* WHAT IS EXPECTED
Tally the lines of the data that include the word "markers" and state the total, nothing else.
── EXERCISE MATERIALS ──
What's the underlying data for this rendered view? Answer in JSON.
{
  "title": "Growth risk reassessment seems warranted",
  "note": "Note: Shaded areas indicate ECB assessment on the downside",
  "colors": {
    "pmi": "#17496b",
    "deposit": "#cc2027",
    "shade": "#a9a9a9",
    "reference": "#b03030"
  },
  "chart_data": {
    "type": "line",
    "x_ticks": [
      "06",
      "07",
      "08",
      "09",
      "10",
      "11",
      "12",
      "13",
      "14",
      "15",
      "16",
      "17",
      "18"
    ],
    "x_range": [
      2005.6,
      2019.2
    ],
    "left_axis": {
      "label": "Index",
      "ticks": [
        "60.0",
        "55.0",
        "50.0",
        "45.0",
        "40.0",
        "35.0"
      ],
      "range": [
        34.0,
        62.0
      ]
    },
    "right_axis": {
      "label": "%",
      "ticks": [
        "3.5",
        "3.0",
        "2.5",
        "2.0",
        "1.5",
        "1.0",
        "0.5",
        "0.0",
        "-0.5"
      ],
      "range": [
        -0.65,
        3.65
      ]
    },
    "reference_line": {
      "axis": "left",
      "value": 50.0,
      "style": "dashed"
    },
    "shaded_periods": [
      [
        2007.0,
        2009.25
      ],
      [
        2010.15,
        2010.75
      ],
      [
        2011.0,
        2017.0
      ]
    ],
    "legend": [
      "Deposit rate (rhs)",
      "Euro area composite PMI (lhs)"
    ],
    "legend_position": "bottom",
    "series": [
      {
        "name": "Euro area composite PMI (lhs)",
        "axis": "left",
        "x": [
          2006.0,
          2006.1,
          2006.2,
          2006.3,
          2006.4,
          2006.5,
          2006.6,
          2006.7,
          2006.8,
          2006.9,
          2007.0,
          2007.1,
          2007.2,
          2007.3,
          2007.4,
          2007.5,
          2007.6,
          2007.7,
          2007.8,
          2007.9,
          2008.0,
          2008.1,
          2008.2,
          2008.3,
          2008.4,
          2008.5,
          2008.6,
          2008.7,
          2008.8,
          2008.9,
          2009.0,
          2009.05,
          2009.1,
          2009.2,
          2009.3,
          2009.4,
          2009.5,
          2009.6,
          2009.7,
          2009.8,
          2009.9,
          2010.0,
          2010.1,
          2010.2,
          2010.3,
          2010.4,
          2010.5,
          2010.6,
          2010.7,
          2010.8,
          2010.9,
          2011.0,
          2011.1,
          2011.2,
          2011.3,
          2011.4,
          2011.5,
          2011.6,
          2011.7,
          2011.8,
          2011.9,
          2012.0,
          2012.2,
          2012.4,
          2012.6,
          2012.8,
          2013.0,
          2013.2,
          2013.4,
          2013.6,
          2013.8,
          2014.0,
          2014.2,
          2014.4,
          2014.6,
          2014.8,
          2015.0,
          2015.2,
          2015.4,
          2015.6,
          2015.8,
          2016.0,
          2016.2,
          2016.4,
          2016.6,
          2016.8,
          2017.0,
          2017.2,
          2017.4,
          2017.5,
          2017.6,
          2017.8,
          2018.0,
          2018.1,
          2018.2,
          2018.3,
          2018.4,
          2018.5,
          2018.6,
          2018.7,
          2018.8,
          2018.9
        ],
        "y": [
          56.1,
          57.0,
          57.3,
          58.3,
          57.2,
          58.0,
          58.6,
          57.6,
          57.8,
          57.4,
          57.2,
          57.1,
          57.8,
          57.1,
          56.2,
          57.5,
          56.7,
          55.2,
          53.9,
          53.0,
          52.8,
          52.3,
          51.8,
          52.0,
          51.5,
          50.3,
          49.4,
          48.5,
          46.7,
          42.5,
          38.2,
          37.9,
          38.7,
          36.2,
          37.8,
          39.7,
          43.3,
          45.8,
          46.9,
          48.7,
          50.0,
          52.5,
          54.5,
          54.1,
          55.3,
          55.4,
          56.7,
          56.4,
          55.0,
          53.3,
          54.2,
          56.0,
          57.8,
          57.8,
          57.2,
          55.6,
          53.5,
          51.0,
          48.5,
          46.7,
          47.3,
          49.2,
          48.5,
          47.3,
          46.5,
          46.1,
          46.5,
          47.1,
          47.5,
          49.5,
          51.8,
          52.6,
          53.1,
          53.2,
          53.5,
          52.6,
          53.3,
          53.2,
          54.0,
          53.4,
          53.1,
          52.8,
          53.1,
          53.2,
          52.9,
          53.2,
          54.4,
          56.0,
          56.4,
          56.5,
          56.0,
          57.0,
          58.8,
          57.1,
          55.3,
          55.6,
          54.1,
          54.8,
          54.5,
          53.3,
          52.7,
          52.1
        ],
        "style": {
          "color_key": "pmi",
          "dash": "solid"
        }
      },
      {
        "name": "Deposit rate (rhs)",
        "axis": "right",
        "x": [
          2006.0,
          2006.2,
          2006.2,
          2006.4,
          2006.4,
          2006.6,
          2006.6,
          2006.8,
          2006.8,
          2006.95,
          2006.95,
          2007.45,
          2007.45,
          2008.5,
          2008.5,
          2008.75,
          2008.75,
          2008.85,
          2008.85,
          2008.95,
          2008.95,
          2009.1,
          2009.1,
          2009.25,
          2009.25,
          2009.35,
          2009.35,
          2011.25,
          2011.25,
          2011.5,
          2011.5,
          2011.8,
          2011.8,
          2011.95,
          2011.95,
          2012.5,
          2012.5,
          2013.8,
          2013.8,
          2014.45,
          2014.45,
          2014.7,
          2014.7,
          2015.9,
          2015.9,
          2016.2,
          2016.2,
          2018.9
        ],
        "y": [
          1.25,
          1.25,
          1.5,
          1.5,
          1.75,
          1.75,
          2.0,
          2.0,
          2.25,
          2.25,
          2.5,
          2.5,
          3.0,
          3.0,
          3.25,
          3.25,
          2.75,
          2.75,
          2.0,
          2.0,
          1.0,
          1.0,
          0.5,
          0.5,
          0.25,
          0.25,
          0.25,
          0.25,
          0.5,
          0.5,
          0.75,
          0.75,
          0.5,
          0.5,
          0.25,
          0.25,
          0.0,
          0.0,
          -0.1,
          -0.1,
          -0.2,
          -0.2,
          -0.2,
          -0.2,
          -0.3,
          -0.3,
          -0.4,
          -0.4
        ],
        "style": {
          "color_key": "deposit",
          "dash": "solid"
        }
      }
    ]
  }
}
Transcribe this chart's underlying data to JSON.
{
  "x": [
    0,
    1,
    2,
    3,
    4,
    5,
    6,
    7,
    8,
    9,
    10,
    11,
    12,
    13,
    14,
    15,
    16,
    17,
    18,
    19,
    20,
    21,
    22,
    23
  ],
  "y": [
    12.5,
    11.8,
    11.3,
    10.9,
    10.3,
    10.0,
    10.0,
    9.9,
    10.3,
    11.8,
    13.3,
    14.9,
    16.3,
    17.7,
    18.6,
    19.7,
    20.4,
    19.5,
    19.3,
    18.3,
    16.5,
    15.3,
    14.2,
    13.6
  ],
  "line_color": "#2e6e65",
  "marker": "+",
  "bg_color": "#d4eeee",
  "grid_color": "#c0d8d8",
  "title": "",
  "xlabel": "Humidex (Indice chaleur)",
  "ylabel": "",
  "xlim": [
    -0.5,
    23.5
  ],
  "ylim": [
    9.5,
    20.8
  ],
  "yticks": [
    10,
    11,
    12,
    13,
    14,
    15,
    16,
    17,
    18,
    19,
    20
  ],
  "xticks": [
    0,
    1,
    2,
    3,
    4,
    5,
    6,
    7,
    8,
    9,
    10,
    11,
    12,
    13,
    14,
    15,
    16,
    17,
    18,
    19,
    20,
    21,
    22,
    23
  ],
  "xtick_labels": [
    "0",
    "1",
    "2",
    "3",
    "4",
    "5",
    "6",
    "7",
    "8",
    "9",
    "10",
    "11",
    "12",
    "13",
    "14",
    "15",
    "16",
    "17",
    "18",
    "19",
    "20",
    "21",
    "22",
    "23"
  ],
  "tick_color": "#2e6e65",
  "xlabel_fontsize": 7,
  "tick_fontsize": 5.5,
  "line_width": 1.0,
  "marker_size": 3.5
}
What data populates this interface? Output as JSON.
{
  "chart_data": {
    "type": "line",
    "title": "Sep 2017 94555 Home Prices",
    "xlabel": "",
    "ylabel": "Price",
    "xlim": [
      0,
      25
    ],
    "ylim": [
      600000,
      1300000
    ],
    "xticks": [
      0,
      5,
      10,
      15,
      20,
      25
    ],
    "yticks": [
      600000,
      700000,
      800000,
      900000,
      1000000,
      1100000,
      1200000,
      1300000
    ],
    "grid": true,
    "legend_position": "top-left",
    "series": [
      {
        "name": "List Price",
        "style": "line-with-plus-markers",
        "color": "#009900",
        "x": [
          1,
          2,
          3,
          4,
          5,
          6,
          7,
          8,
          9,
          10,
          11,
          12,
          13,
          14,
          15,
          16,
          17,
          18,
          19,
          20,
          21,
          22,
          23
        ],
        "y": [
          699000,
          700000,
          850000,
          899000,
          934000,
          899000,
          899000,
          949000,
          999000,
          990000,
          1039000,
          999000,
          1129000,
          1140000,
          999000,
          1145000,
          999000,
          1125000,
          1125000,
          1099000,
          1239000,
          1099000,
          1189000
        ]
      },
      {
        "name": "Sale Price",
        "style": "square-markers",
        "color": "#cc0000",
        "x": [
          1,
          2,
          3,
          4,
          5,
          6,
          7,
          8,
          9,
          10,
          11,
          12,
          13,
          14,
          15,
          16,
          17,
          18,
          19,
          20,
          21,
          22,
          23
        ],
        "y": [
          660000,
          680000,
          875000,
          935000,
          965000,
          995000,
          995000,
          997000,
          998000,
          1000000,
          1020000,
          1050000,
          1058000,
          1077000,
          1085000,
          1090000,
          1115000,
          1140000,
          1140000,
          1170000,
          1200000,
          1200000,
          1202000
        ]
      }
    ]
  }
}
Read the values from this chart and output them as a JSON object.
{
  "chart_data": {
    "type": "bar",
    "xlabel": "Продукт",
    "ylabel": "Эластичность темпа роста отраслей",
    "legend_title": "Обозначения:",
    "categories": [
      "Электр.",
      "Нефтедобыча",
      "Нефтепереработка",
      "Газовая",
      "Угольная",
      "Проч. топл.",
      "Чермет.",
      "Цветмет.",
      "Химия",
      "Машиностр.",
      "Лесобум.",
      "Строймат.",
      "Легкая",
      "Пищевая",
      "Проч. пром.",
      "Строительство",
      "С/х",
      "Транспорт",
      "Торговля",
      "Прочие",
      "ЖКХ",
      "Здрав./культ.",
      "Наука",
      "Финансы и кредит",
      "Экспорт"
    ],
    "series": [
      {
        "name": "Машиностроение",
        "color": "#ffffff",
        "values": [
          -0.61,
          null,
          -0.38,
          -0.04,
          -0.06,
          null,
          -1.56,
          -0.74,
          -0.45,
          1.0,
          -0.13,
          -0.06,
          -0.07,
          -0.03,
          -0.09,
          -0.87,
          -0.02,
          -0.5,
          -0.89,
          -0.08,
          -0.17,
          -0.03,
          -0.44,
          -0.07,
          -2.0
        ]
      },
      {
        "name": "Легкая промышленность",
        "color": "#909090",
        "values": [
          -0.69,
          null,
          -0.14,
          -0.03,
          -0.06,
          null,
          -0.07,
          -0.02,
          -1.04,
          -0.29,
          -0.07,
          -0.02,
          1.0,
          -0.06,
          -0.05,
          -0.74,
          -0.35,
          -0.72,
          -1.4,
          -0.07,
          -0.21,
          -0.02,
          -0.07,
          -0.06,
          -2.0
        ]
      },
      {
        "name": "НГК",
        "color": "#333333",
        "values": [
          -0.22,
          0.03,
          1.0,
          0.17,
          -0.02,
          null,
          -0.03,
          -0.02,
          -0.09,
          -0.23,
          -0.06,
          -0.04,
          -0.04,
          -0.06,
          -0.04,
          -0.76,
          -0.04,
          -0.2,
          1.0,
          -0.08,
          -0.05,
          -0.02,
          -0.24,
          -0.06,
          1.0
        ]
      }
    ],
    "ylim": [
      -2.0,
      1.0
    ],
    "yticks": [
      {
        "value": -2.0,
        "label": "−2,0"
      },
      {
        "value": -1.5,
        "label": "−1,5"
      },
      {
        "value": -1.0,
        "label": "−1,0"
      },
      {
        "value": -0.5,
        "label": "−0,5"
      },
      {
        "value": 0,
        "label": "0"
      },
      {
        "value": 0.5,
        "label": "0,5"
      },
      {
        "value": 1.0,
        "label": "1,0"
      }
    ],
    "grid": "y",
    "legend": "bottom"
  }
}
───
* THE RESULT
2